Materials provided:
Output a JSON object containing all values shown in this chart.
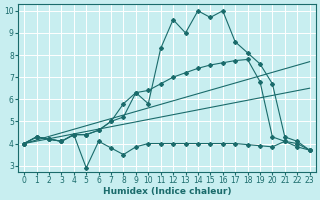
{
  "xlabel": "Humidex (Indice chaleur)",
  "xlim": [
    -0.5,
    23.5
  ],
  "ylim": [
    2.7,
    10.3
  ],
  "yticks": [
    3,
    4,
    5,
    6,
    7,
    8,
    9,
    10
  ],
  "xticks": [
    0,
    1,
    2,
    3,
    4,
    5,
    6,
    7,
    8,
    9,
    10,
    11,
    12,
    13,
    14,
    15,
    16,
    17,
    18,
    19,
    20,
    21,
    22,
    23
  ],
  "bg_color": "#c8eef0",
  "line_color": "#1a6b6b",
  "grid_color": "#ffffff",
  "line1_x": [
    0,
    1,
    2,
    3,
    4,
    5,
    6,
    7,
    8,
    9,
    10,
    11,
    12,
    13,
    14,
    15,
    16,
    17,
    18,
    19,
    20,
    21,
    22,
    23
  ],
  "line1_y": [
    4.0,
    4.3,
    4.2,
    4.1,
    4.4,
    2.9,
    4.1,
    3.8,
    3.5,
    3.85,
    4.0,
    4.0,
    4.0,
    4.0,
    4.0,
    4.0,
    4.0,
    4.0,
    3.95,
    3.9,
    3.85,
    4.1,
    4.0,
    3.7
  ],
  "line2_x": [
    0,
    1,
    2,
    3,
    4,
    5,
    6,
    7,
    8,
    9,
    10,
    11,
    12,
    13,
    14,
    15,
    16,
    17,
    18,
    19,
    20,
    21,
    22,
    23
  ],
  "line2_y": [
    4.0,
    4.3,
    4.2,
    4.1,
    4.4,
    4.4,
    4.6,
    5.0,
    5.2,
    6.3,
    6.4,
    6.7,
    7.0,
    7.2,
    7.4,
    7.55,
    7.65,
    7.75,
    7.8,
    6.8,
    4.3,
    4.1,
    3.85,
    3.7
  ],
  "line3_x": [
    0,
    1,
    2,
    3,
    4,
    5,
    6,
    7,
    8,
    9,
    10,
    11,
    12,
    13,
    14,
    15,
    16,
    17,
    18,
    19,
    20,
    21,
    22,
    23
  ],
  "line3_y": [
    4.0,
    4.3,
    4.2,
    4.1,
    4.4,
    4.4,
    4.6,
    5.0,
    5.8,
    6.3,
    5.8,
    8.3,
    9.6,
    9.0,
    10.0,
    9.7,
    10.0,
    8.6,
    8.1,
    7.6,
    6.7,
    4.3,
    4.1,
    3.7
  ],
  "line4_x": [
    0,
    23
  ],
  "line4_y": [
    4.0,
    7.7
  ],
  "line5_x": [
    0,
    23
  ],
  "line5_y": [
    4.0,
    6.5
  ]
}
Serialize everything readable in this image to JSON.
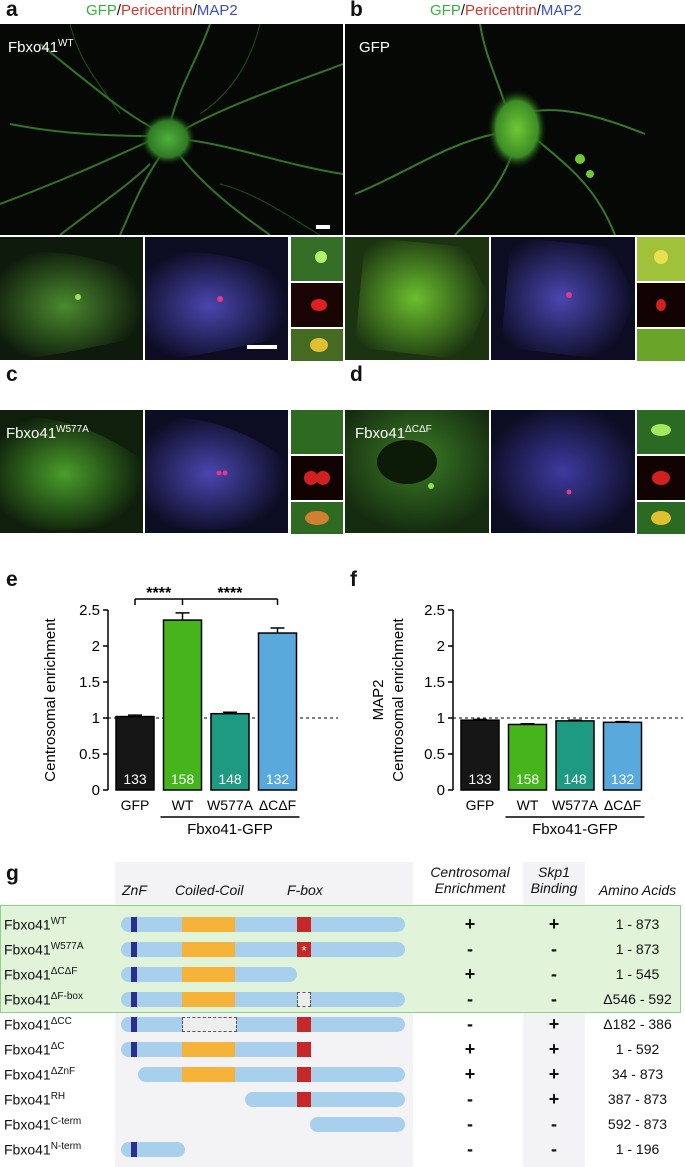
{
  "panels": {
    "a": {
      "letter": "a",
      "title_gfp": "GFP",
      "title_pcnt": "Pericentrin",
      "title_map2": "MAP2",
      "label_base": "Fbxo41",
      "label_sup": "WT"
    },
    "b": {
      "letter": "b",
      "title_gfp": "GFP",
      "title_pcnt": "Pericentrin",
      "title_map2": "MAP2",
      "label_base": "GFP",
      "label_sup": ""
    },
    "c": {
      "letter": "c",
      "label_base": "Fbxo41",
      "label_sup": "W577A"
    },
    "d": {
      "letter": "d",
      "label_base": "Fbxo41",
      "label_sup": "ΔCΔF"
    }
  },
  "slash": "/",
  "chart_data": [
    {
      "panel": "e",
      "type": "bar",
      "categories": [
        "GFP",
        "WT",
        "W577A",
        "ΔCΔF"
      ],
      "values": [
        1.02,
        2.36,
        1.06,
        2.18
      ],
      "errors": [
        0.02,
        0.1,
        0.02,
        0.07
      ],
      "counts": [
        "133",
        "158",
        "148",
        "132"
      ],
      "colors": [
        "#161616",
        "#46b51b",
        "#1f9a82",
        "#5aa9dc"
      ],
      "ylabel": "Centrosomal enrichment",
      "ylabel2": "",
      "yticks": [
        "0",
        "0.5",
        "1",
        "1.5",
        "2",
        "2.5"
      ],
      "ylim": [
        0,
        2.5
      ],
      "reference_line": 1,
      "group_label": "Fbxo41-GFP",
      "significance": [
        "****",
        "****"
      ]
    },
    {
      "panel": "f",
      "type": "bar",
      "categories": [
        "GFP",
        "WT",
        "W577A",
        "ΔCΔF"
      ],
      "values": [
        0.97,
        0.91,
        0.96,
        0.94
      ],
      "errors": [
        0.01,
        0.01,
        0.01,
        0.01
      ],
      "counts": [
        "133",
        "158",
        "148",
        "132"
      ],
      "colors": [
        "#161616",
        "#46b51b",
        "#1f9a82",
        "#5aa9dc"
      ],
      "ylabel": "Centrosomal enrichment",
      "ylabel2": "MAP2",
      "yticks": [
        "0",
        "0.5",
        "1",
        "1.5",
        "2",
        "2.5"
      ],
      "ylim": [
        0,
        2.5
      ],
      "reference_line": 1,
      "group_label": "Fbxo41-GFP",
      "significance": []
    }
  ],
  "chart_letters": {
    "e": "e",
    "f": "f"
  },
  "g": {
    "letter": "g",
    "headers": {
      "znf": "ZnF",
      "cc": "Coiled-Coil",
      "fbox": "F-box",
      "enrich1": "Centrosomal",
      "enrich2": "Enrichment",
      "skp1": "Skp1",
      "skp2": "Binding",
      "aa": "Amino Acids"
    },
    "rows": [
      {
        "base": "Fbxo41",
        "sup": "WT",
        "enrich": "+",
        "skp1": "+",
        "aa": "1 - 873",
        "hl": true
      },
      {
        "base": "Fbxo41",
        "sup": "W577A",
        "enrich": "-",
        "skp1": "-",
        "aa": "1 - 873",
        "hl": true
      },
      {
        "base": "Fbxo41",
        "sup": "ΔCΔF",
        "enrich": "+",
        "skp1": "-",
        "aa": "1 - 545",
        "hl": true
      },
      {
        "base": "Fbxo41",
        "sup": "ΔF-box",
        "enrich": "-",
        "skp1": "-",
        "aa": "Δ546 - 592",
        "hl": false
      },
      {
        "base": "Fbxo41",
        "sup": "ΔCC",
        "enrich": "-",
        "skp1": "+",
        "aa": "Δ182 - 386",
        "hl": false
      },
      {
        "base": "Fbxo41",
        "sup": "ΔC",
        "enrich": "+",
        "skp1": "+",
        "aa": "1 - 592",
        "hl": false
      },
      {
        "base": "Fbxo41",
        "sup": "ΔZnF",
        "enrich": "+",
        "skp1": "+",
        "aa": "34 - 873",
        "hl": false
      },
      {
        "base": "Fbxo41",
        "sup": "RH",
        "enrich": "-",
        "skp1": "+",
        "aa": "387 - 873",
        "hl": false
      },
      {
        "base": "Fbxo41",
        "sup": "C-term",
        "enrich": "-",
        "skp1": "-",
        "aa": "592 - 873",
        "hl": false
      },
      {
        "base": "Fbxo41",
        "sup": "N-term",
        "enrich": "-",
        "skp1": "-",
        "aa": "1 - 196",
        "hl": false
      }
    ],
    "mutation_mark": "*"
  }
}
--
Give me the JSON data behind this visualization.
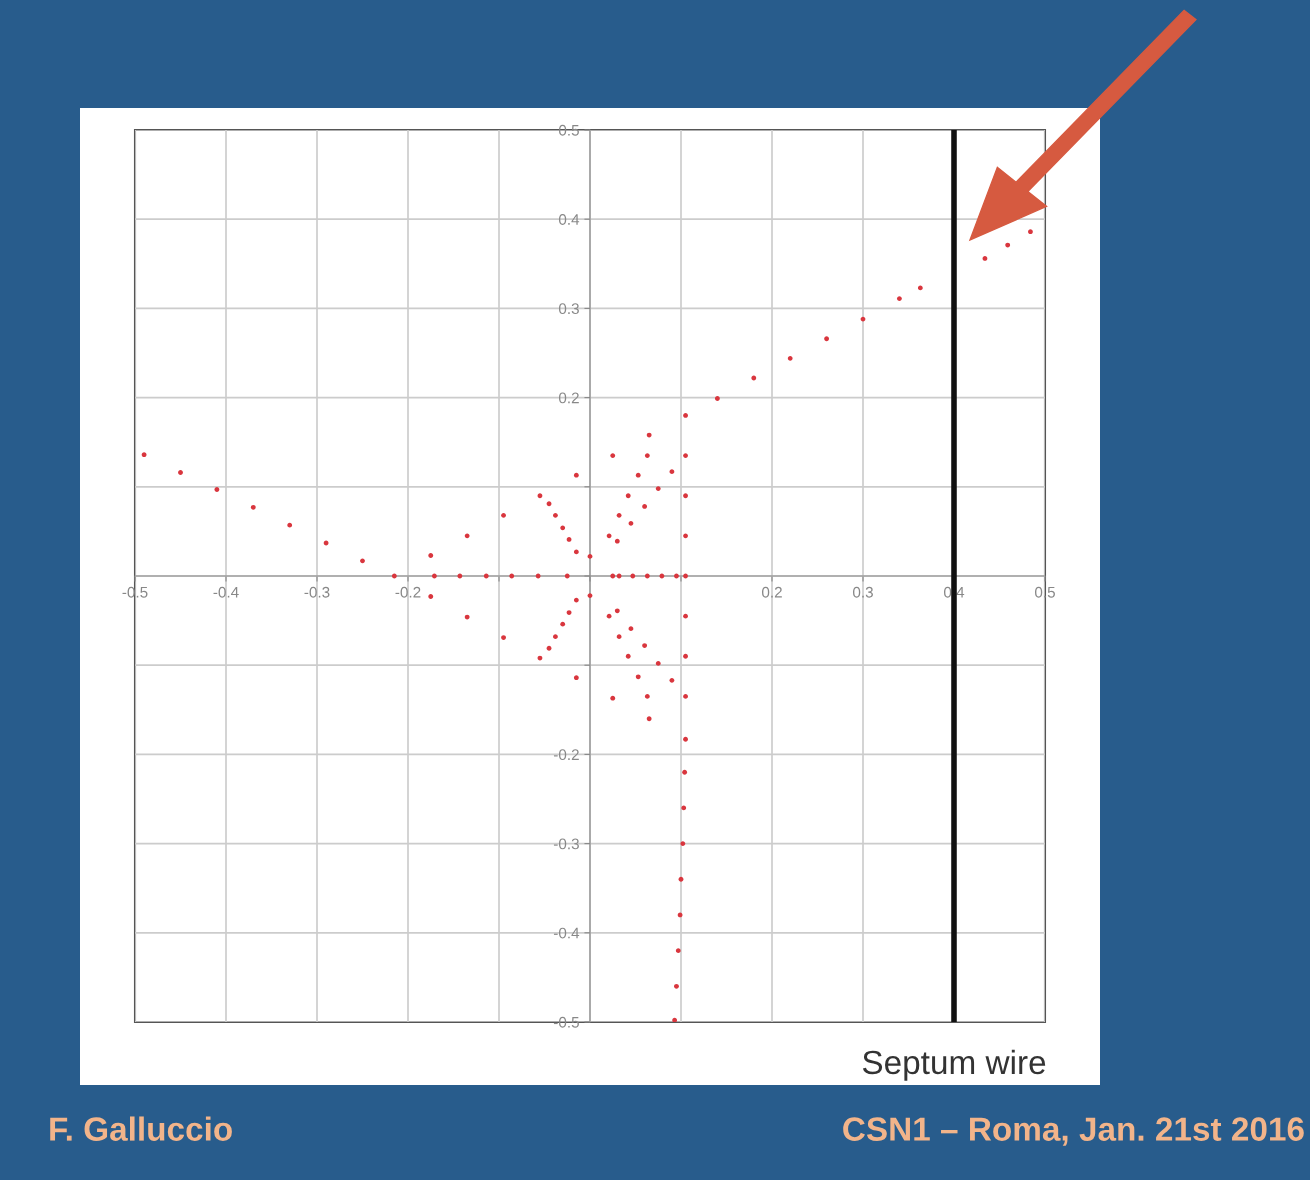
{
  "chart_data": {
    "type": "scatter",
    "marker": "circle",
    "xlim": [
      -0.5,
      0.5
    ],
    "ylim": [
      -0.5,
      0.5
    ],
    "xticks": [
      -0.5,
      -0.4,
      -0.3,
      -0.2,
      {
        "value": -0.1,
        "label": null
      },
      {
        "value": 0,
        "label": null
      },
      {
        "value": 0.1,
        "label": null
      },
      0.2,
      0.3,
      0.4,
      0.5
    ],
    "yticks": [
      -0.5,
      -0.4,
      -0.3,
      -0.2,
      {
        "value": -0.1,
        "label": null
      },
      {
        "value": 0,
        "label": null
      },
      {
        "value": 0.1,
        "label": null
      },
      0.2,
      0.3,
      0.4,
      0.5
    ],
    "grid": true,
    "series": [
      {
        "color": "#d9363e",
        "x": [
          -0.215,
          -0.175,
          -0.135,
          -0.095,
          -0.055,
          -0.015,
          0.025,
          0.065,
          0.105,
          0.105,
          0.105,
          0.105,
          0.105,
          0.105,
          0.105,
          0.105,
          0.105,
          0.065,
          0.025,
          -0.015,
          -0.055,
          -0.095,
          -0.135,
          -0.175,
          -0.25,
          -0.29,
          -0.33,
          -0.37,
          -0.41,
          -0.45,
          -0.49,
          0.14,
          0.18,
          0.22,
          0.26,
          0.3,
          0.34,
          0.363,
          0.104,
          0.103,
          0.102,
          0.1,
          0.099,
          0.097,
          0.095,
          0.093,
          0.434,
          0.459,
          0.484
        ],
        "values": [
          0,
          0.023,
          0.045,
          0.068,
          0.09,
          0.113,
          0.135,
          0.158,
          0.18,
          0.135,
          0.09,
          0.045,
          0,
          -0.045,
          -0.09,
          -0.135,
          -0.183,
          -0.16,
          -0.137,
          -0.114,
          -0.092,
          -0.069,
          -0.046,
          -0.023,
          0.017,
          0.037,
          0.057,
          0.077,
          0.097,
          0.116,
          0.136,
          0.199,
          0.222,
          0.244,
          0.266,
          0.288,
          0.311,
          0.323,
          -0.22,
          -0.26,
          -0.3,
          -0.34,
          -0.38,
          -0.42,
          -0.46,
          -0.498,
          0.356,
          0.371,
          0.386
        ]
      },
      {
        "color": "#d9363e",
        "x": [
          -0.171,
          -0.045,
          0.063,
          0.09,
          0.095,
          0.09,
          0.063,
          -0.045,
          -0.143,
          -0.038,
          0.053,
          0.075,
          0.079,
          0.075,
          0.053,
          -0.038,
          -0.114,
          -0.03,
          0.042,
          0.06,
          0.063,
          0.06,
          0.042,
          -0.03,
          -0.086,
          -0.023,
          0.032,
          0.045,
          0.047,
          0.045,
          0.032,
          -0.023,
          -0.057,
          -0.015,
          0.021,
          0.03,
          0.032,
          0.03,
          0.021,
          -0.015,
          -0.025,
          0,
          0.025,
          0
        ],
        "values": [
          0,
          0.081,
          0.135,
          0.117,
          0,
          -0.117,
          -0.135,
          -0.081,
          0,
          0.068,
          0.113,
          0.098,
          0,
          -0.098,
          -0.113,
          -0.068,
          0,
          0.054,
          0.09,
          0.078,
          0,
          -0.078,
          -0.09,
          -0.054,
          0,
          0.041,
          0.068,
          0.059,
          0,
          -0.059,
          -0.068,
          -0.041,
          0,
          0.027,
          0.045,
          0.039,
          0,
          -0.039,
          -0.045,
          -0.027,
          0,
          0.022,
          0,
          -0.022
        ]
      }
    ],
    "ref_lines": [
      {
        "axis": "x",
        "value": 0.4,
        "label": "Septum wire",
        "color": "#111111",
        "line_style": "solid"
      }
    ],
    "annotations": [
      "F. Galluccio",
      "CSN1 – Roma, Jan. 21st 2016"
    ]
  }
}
--
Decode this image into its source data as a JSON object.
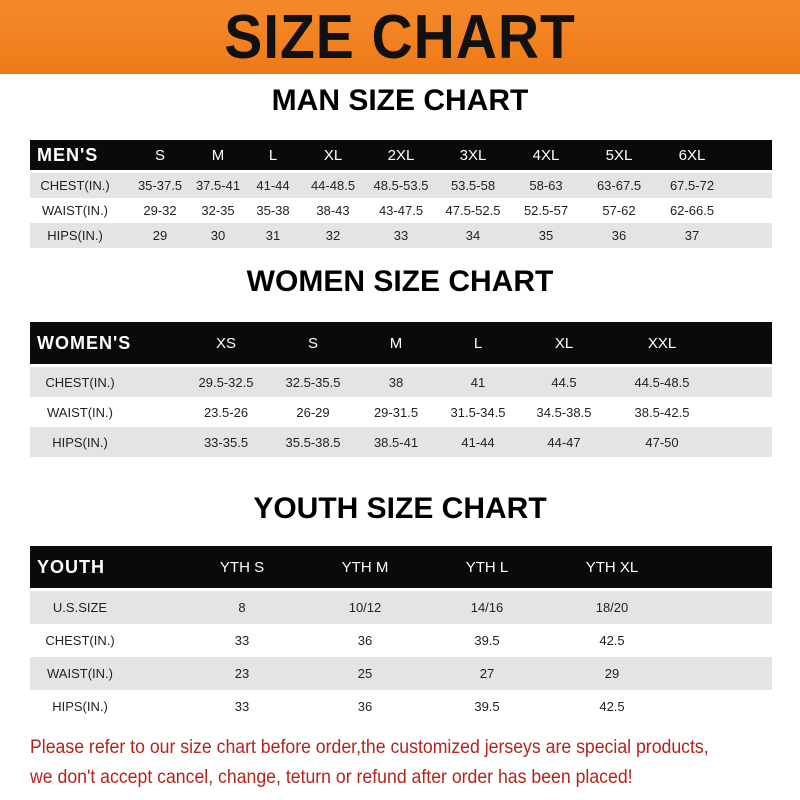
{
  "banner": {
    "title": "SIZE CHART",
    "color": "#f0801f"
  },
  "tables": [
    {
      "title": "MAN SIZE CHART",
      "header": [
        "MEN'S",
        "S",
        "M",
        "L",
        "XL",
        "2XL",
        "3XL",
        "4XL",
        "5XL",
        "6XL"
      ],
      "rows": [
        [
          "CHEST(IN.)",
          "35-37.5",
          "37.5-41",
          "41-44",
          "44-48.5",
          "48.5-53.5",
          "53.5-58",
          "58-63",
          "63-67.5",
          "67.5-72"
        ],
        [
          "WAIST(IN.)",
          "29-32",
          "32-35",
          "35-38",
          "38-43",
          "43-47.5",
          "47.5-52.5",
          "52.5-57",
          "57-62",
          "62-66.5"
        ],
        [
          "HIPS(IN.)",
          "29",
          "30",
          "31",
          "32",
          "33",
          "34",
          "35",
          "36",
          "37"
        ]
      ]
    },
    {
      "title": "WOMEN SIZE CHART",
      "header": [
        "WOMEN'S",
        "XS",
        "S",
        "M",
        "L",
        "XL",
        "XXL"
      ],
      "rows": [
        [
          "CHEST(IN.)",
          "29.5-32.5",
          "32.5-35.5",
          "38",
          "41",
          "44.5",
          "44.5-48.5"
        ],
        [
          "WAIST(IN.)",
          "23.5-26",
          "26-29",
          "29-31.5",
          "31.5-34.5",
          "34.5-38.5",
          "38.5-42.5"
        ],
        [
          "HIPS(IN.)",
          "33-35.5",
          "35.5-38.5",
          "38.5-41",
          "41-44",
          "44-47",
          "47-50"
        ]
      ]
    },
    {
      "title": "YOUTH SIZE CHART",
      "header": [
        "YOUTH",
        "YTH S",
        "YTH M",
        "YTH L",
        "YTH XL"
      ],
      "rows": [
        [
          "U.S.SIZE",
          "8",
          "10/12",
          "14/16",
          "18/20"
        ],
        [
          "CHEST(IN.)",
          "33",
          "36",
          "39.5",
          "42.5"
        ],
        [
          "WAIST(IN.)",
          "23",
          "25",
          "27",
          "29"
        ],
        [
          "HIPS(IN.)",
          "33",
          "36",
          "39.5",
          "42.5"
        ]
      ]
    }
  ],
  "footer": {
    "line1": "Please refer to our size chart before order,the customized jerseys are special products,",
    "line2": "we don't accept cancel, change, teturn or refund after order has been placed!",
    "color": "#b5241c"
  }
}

The task: Filter for "order". Return all lines that hold it.

Solution for this task:
    "line1": "Please refer to our size chart before order,the customized jerseys are special products,",
    "line2": "we don't accept cancel, change, teturn or refund after order has been placed!",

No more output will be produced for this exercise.